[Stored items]
════════
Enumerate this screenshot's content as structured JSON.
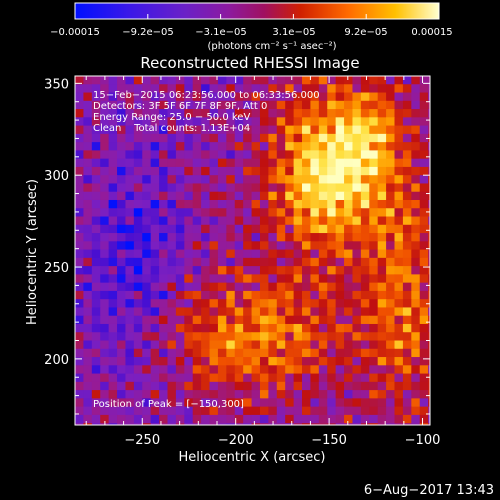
{
  "chart_data": {
    "type": "heatmap",
    "title": "Reconstructed RHESSI Image",
    "xlabel": "Heliocentric X (arcsec)",
    "ylabel": "Heliocentric Y (arcsec)",
    "xlim": [
      -286,
      -96
    ],
    "ylim": [
      164,
      354
    ],
    "x_ticks": [
      -250,
      -200,
      -150,
      -100
    ],
    "x_tick_labels": [
      "−250",
      "−200",
      "−150",
      "−100"
    ],
    "y_ticks": [
      200,
      250,
      300,
      350
    ],
    "y_tick_labels": [
      "200",
      "250",
      "300",
      "350"
    ],
    "colorbar": {
      "range": [
        -0.00015,
        0.00015
      ],
      "tick_labels": [
        "−0.00015",
        "−9.2e−05",
        "−3.1e−05",
        "3.1e−05",
        "9.2e−05",
        "0.00015"
      ],
      "unit_label": "(photons cm⁻² s⁻¹ asec⁻²)"
    },
    "annotations": {
      "time_range": "15−Feb−2015 06:23:56.000 to 06:33:56.000",
      "detectors": "Detectors: 3F 5F 6F 7F 8F 9F, Att 0",
      "energy_range": "Energy Range: 25.0 − 50.0 keV",
      "method_counts": "Clean    Total counts: 1.13E+04",
      "peak": "Position of Peak = [−150,300]"
    },
    "peak_position": [
      -150,
      300
    ],
    "grid": false,
    "colormap": [
      "#0010ff",
      "#4a0fd0",
      "#7b1fc0",
      "#9a1a90",
      "#c01010",
      "#f05000",
      "#ffa000",
      "#ffe040",
      "#ffffc0"
    ]
  },
  "footer": {
    "timestamp": "6−Aug−2017 13:43"
  }
}
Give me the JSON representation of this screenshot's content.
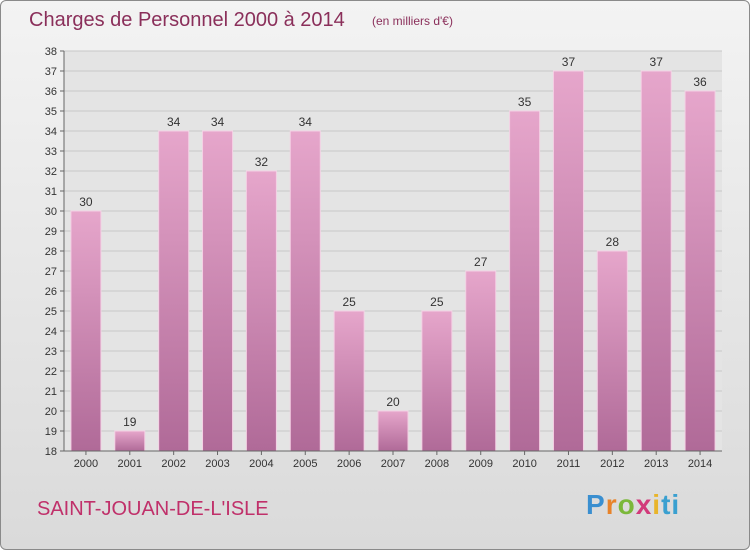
{
  "title": "Charges de Personnel 2000 à 2014",
  "subtitle": "(en milliers d'€)",
  "commune": "SAINT-JOUAN-DE-L'ISLE",
  "logo": {
    "p1": "P",
    "p2": "r",
    "p3": "o",
    "p4": "x",
    "p5": "i",
    "p6": "ti"
  },
  "colors": {
    "bar_top": "#e6a6cb",
    "bar_bottom": "#b06a98",
    "bar_edge": "#f4d0e4",
    "title": "#8a2f5a",
    "commune": "#c0306a",
    "grid": "#c8c8c8"
  },
  "chart_data": {
    "type": "bar",
    "categories": [
      "2000",
      "2001",
      "2002",
      "2003",
      "2004",
      "2005",
      "2006",
      "2007",
      "2008",
      "2009",
      "2010",
      "2011",
      "2012",
      "2013",
      "2014"
    ],
    "values": [
      30,
      19,
      34,
      34,
      32,
      34,
      25,
      20,
      25,
      27,
      35,
      37,
      28,
      37,
      36
    ],
    "ylim": [
      18,
      38
    ],
    "yticks": [
      18,
      19,
      20,
      21,
      22,
      23,
      24,
      25,
      26,
      27,
      28,
      29,
      30,
      31,
      32,
      33,
      34,
      35,
      36,
      37,
      38
    ],
    "data_labels": true,
    "grid": true
  }
}
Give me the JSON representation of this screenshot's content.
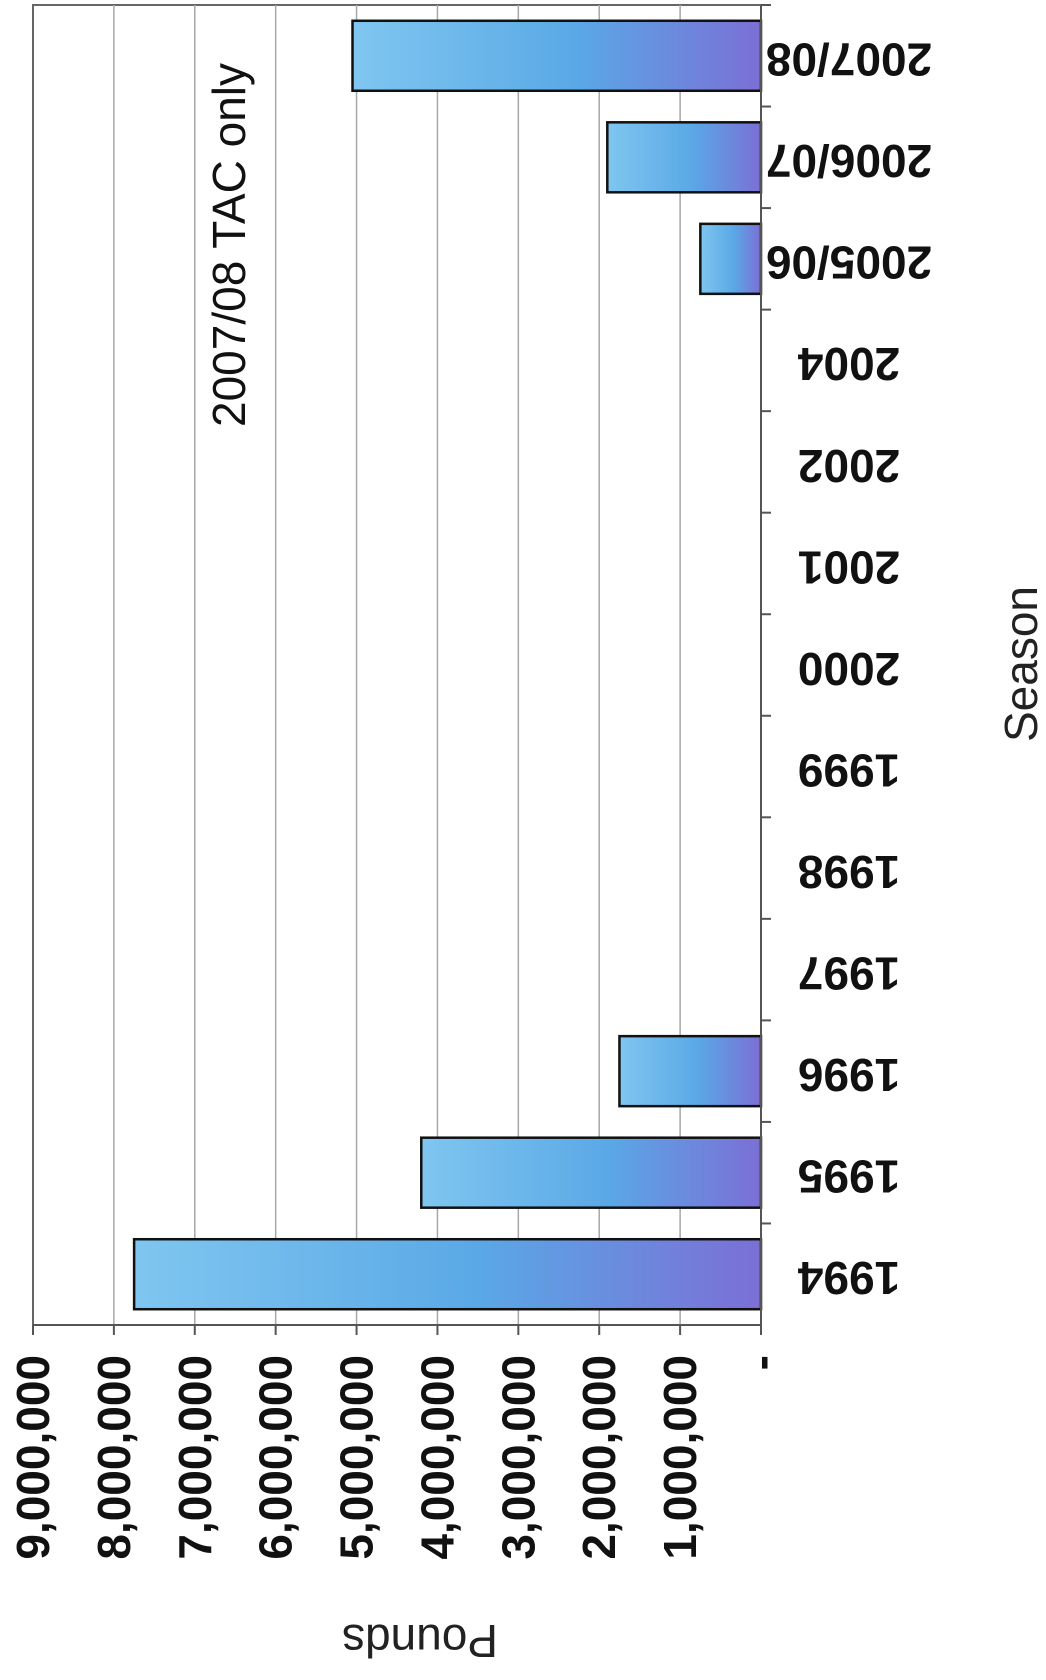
{
  "chart_data": {
    "type": "bar",
    "orientation": "horizontal",
    "rotation": "rotated 90° clockwise (scan orientation)",
    "categories": [
      "1994",
      "1995",
      "1996",
      "1997",
      "1998",
      "1999",
      "2000",
      "2001",
      "2002",
      "2004",
      "2005/06",
      "2006/07",
      "2007/08"
    ],
    "values": [
      7750000,
      4200000,
      1750000,
      0,
      0,
      0,
      0,
      0,
      0,
      0,
      750000,
      1900000,
      5050000
    ],
    "xlabel": "Season",
    "ylabel": "Pounds",
    "yticks": [
      "-",
      "1,000,000",
      "2,000,000",
      "3,000,000",
      "4,000,000",
      "5,000,000",
      "6,000,000",
      "7,000,000",
      "8,000,000",
      "9,000,000"
    ],
    "ylim": [
      0,
      9000000
    ],
    "grid": true,
    "annotation": "2007/08 TAC only",
    "colors": {
      "bar_light": "#7fc6f0",
      "bar_mid": "#5aa8e6",
      "bar_dark": "#7b6fd6",
      "grid": "#a8a8a8",
      "axis": "#555555"
    }
  }
}
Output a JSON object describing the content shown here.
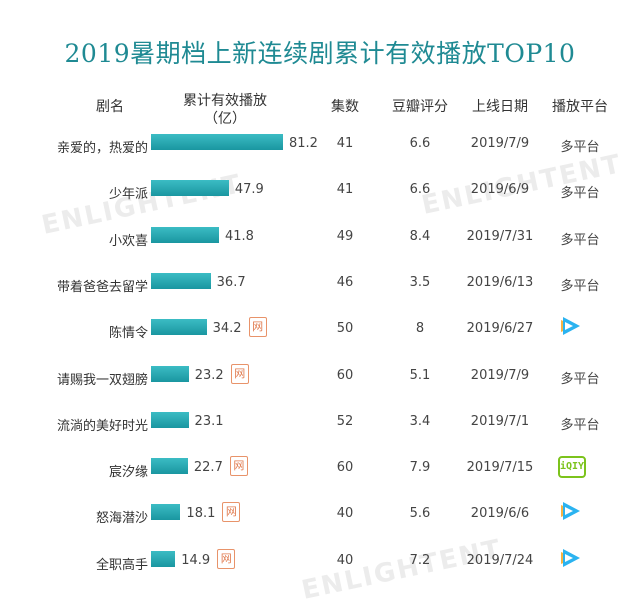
════════
Work to be completed - Write out every line of the entries that holds the word "grid".

Task response -
    "grid": false,
    "grid": "#c8c8c8"
    "grid": true
    "grid": true,
      "grid": "#a8a8a8",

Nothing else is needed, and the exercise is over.